Problem requirements: Copy the records below exactly as they are written.

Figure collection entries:
----------
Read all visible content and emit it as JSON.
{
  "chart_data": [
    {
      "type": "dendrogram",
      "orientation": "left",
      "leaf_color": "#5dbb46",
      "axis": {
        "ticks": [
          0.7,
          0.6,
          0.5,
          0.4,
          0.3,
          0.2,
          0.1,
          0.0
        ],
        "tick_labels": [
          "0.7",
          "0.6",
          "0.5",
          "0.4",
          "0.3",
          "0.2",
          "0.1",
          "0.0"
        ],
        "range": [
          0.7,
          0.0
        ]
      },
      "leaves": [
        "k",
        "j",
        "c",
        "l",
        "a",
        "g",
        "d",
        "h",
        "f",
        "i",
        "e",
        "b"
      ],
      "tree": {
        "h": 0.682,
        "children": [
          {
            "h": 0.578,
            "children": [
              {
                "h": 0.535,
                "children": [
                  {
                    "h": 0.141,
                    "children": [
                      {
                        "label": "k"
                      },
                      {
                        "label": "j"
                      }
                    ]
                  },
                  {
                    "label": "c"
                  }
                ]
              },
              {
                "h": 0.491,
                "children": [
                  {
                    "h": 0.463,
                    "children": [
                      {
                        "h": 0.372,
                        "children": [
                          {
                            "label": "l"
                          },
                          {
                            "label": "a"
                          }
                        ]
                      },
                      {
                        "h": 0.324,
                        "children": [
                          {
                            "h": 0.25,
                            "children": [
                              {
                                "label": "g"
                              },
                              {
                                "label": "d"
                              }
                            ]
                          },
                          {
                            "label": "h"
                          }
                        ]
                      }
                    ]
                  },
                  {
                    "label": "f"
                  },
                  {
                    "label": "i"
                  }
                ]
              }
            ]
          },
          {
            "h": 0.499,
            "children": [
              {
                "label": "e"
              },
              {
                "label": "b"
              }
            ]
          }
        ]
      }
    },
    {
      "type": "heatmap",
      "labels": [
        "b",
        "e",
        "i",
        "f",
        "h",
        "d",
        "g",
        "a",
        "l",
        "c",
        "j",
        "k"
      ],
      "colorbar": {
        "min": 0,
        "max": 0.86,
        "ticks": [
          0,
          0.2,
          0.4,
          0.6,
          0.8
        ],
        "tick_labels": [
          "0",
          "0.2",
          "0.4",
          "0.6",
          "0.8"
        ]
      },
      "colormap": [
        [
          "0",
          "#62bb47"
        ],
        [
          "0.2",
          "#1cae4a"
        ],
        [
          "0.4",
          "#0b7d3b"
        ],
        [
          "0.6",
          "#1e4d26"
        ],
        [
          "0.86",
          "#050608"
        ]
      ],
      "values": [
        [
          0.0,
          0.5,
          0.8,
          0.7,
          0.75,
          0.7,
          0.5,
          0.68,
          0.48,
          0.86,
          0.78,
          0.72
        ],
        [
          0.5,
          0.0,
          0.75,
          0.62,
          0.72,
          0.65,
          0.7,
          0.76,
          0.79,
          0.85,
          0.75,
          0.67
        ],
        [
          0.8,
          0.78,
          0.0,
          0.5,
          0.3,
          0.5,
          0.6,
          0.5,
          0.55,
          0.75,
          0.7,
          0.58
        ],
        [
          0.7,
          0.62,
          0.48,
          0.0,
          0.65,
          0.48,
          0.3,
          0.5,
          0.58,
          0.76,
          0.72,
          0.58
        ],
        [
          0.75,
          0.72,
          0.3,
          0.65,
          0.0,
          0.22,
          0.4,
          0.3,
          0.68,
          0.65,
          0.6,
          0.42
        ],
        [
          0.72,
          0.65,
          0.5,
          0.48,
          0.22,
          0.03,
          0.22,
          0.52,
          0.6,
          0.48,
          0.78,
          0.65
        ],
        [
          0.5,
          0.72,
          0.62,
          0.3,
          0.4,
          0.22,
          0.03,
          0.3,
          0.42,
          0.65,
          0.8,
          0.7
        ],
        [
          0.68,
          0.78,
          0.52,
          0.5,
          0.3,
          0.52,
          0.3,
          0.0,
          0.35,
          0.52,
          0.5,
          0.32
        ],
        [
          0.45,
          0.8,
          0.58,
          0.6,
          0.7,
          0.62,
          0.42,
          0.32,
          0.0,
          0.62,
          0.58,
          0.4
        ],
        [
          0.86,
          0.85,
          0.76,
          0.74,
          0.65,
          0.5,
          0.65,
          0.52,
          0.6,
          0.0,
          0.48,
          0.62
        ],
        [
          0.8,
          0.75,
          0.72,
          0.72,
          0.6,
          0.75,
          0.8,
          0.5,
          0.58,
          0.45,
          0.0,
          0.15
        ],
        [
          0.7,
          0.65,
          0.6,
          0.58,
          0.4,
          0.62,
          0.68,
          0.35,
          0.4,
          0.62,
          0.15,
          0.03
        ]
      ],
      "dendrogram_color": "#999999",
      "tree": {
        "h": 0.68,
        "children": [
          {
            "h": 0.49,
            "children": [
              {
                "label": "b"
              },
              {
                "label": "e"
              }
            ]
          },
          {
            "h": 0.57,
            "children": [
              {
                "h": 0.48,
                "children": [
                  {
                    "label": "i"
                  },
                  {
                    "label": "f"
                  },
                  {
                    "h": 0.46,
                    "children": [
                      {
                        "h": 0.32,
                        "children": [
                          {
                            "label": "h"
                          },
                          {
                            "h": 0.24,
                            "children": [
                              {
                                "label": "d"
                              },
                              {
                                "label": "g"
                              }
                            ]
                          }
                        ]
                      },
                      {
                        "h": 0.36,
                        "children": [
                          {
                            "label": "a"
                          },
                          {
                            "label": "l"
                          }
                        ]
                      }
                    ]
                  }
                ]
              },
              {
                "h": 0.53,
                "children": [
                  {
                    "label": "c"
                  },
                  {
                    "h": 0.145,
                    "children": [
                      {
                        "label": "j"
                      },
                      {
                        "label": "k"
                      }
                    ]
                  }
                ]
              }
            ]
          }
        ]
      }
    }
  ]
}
----------
Response:
Read all visible content and emit it as JSON.
{
  "chart_data": [
    {
      "type": "dendrogram",
      "orientation": "left",
      "leaf_color": "#5dbb46",
      "axis": {
        "ticks": [
          0.7,
          0.6,
          0.5,
          0.4,
          0.3,
          0.2,
          0.1,
          0.0
        ],
        "tick_labels": [
          "0.7",
          "0.6",
          "0.5",
          "0.4",
          "0.3",
          "0.2",
          "0.1",
          "0.0"
        ],
        "range": [
          0.7,
          0.0
        ]
      },
      "leaves": [
        "k",
        "j",
        "c",
        "l",
        "a",
        "g",
        "d",
        "h",
        "f",
        "i",
        "e",
        "b"
      ],
      "tree": {
        "h": 0.682,
        "children": [
          {
            "h": 0.578,
            "children": [
              {
                "h": 0.535,
                "children": [
                  {
                    "h": 0.141,
                    "children": [
                      {
                        "label": "k"
                      },
                      {
                        "label": "j"
                      }
                    ]
                  },
                  {
                    "label": "c"
                  }
                ]
              },
              {
                "h": 0.491,
                "children": [
                  {
                    "h": 0.463,
                    "children": [
                      {
                        "h": 0.372,
                        "children": [
                          {
                            "label": "l"
                          },
                          {
                            "label": "a"
                          }
                        ]
                      },
                      {
                        "h": 0.324,
                        "children": [
                          {
                            "h": 0.25,
                            "children": [
                              {
                                "label": "g"
                              },
                              {
                                "label": "d"
                              }
                            ]
                          },
                          {
                            "label": "h"
                          }
                        ]
                      }
                    ]
                  },
                  {
                    "label": "f"
                  },
                  {
                    "label": "i"
                  }
                ]
              }
            ]
          },
          {
            "h": 0.499,
            "children": [
              {
                "label": "e"
              },
              {
                "label": "b"
              }
            ]
          }
        ]
      }
    },
    {
      "type": "heatmap",
      "labels": [
        "b",
        "e",
        "i",
        "f",
        "h",
        "d",
        "g",
        "a",
        "l",
        "c",
        "j",
        "k"
      ],
      "colorbar": {
        "min": 0,
        "max": 0.86,
        "ticks": [
          0,
          0.2,
          0.4,
          0.6,
          0.8
        ],
        "tick_labels": [
          "0",
          "0.2",
          "0.4",
          "0.6",
          "0.8"
        ]
      },
      "colormap": [
        [
          "0",
          "#62bb47"
        ],
        [
          "0.2",
          "#1cae4a"
        ],
        [
          "0.4",
          "#0b7d3b"
        ],
        [
          "0.6",
          "#1e4d26"
        ],
        [
          "0.86",
          "#050608"
        ]
      ],
      "values": [
        [
          0.0,
          0.5,
          0.8,
          0.7,
          0.75,
          0.7,
          0.5,
          0.68,
          0.48,
          0.86,
          0.78,
          0.72
        ],
        [
          0.5,
          0.0,
          0.75,
          0.62,
          0.72,
          0.65,
          0.7,
          0.76,
          0.79,
          0.85,
          0.75,
          0.67
        ],
        [
          0.8,
          0.78,
          0.0,
          0.5,
          0.3,
          0.5,
          0.6,
          0.5,
          0.55,
          0.75,
          0.7,
          0.58
        ],
        [
          0.7,
          0.62,
          0.48,
          0.0,
          0.65,
          0.48,
          0.3,
          0.5,
          0.58,
          0.76,
          0.72,
          0.58
        ],
        [
          0.75,
          0.72,
          0.3,
          0.65,
          0.0,
          0.22,
          0.4,
          0.3,
          0.68,
          0.65,
          0.6,
          0.42
        ],
        [
          0.72,
          0.65,
          0.5,
          0.48,
          0.22,
          0.03,
          0.22,
          0.52,
          0.6,
          0.48,
          0.78,
          0.65
        ],
        [
          0.5,
          0.72,
          0.62,
          0.3,
          0.4,
          0.22,
          0.03,
          0.3,
          0.42,
          0.65,
          0.8,
          0.7
        ],
        [
          0.68,
          0.78,
          0.52,
          0.5,
          0.3,
          0.52,
          0.3,
          0.0,
          0.35,
          0.52,
          0.5,
          0.32
        ],
        [
          0.45,
          0.8,
          0.58,
          0.6,
          0.7,
          0.62,
          0.42,
          0.32,
          0.0,
          0.62,
          0.58,
          0.4
        ],
        [
          0.86,
          0.85,
          0.76,
          0.74,
          0.65,
          0.5,
          0.65,
          0.52,
          0.6,
          0.0,
          0.48,
          0.62
        ],
        [
          0.8,
          0.75,
          0.72,
          0.72,
          0.6,
          0.75,
          0.8,
          0.5,
          0.58,
          0.45,
          0.0,
          0.15
        ],
        [
          0.7,
          0.65,
          0.6,
          0.58,
          0.4,
          0.62,
          0.68,
          0.35,
          0.4,
          0.62,
          0.15,
          0.03
        ]
      ],
      "dendrogram_color": "#999999",
      "tree": {
        "h": 0.68,
        "children": [
          {
            "h": 0.49,
            "children": [
              {
                "label": "b"
              },
              {
                "label": "e"
              }
            ]
          },
          {
            "h": 0.57,
            "children": [
              {
                "h": 0.48,
                "children": [
                  {
                    "label": "i"
                  },
                  {
                    "label": "f"
                  },
                  {
                    "h": 0.46,
                    "children": [
                      {
                        "h": 0.32,
                        "children": [
                          {
                            "label": "h"
                          },
                          {
                            "h": 0.24,
                            "children": [
                              {
                                "label": "d"
                              },
                              {
                                "label": "g"
                              }
                            ]
                          }
                        ]
                      },
                      {
                        "h": 0.36,
                        "children": [
                          {
                            "label": "a"
                          },
                          {
                            "label": "l"
                          }
                        ]
                      }
                    ]
                  }
                ]
              },
              {
                "h": 0.53,
                "children": [
                  {
                    "label": "c"
                  },
                  {
                    "h": 0.145,
                    "children": [
                      {
                        "label": "j"
                      },
                      {
                        "label": "k"
                      }
                    ]
                  }
                ]
              }
            ]
          }
        ]
      }
    }
  ]
}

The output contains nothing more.